(Collected data)
+ + + + + + +

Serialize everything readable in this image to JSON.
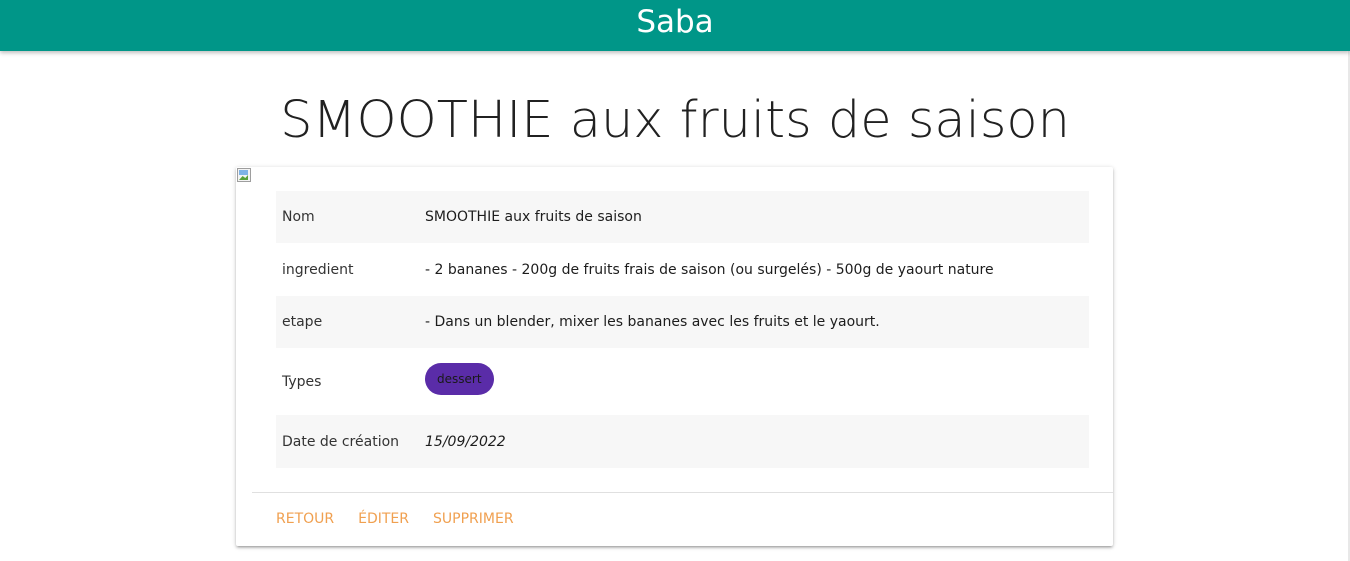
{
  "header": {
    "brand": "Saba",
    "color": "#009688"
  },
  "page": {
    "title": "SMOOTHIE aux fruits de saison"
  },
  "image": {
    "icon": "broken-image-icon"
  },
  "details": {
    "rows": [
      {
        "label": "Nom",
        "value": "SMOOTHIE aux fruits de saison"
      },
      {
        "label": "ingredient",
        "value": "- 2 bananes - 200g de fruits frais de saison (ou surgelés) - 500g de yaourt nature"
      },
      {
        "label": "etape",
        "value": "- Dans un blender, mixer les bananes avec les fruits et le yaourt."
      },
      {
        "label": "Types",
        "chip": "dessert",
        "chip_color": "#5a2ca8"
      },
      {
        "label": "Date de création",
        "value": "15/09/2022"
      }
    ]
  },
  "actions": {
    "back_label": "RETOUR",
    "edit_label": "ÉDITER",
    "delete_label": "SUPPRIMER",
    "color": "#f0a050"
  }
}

+ + + + + + +

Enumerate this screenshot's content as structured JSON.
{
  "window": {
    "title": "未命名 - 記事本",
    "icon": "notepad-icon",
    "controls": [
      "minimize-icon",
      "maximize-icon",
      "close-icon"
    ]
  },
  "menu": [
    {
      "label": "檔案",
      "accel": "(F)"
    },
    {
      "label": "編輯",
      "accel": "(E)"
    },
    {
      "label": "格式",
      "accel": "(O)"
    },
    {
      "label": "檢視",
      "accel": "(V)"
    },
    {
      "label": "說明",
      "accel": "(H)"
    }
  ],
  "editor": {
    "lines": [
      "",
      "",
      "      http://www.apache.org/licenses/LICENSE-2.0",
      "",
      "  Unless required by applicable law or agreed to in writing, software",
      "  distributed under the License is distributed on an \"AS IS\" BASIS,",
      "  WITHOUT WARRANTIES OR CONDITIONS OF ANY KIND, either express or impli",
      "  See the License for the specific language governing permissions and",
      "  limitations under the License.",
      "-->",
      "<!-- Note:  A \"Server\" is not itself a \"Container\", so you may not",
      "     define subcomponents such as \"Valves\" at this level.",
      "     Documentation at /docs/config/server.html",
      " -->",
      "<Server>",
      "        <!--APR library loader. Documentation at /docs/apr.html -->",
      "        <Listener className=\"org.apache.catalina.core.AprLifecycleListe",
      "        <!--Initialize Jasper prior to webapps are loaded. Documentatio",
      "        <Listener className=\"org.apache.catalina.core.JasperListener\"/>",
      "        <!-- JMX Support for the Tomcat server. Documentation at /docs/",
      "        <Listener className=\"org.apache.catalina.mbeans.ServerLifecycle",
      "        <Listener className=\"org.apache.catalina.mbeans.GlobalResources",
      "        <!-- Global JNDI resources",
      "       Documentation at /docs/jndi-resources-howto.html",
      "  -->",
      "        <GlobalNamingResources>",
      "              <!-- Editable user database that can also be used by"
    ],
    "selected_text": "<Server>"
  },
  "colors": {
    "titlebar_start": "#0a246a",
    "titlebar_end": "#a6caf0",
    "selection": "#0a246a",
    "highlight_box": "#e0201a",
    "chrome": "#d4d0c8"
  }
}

+ + + + + + +

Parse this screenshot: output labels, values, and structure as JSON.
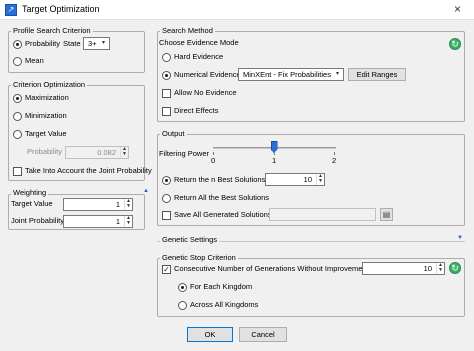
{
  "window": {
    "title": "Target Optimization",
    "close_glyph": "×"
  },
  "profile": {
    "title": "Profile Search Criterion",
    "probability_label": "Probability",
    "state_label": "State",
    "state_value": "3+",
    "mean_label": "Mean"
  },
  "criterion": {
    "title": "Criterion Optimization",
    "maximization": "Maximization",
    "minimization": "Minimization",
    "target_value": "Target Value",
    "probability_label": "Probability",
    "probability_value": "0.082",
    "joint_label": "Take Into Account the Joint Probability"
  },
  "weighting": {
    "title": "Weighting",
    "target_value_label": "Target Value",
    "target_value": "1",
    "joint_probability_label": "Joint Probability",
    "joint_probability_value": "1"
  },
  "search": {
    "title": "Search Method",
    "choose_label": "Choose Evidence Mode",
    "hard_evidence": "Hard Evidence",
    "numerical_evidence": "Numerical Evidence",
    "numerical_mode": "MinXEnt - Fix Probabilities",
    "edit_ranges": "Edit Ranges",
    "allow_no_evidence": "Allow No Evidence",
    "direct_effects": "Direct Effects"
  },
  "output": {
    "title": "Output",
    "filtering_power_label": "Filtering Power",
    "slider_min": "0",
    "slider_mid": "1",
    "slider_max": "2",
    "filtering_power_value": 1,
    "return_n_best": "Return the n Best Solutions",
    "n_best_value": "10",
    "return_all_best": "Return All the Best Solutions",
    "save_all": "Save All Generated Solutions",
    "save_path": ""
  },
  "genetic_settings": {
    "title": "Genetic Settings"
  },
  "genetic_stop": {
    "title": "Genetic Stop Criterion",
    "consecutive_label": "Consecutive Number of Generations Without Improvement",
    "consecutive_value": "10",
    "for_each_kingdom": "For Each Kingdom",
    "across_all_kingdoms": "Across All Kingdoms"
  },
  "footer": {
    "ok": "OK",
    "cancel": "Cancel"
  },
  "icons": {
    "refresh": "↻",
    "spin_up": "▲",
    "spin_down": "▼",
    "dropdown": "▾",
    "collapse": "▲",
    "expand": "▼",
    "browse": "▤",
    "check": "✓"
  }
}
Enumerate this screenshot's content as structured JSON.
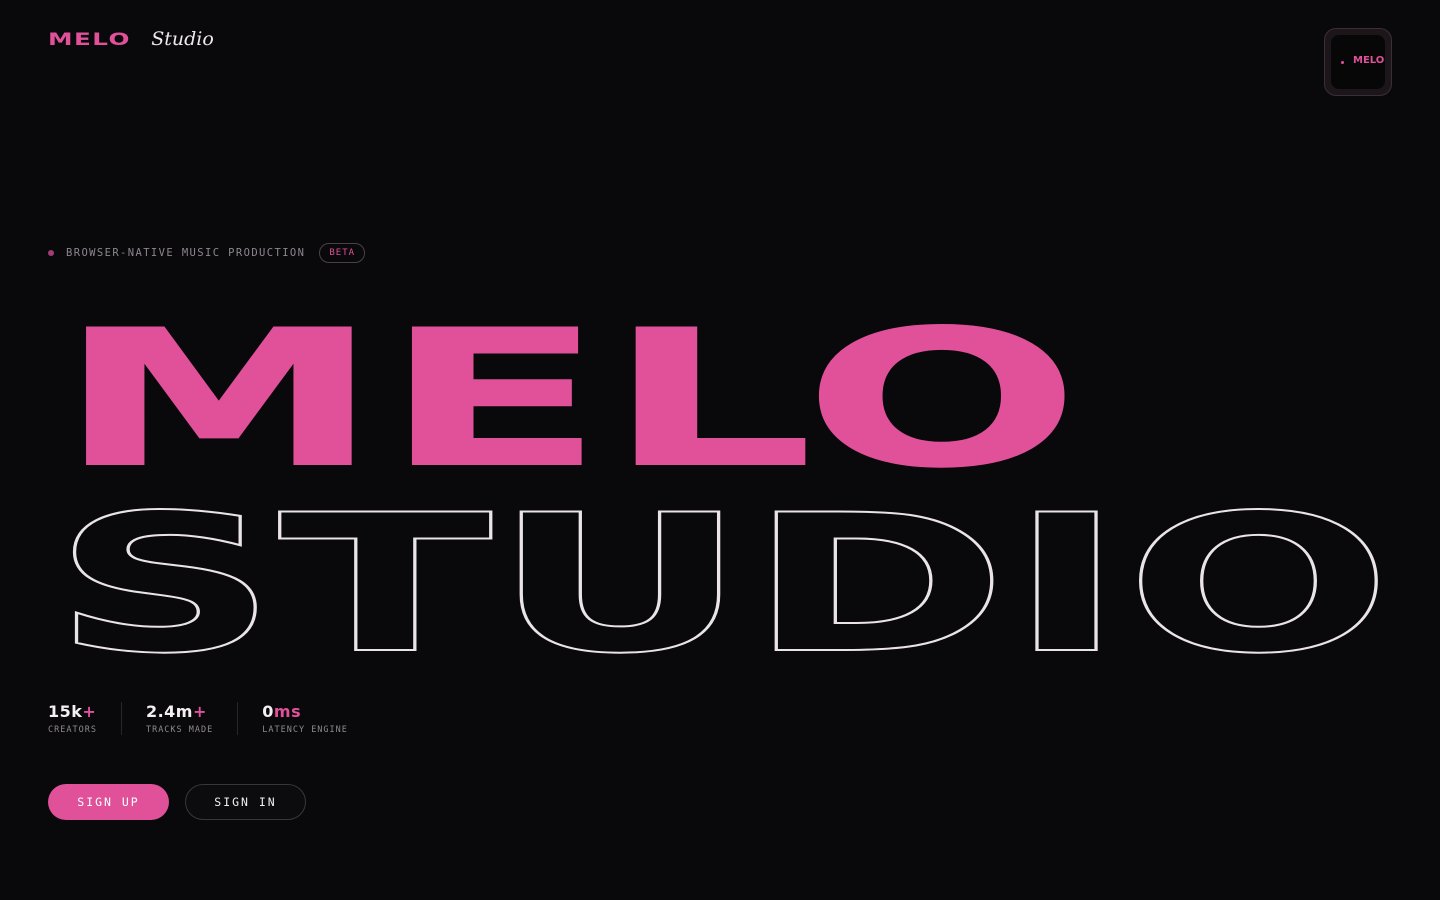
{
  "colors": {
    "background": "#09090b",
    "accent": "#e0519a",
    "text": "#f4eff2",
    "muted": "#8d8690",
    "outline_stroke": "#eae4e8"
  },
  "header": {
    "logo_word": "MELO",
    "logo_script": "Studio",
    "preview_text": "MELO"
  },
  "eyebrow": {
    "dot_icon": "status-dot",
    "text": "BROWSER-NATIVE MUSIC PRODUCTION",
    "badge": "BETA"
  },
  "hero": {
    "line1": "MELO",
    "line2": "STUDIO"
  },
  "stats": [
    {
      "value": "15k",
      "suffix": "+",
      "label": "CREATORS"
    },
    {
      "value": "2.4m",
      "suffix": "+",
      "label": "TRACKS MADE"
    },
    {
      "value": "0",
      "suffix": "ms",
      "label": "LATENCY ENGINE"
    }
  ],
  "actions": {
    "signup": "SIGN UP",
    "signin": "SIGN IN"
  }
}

+ + + + + + +

Exercise brief:
Review the material and copy each line in which the word "fruits" appears.

Solution to this problem:
    "title": "SMOOTHIE aux fruits de saison"
        "value": "SMOOTHIE aux fruits de saison"
        "value": "- 2 bananes - 200g de fruits frais de saison (ou surgelés) - 500g de yaourt nature"
        "value": "- Dans un blender, mixer les bananes avec les fruits et le yaourt."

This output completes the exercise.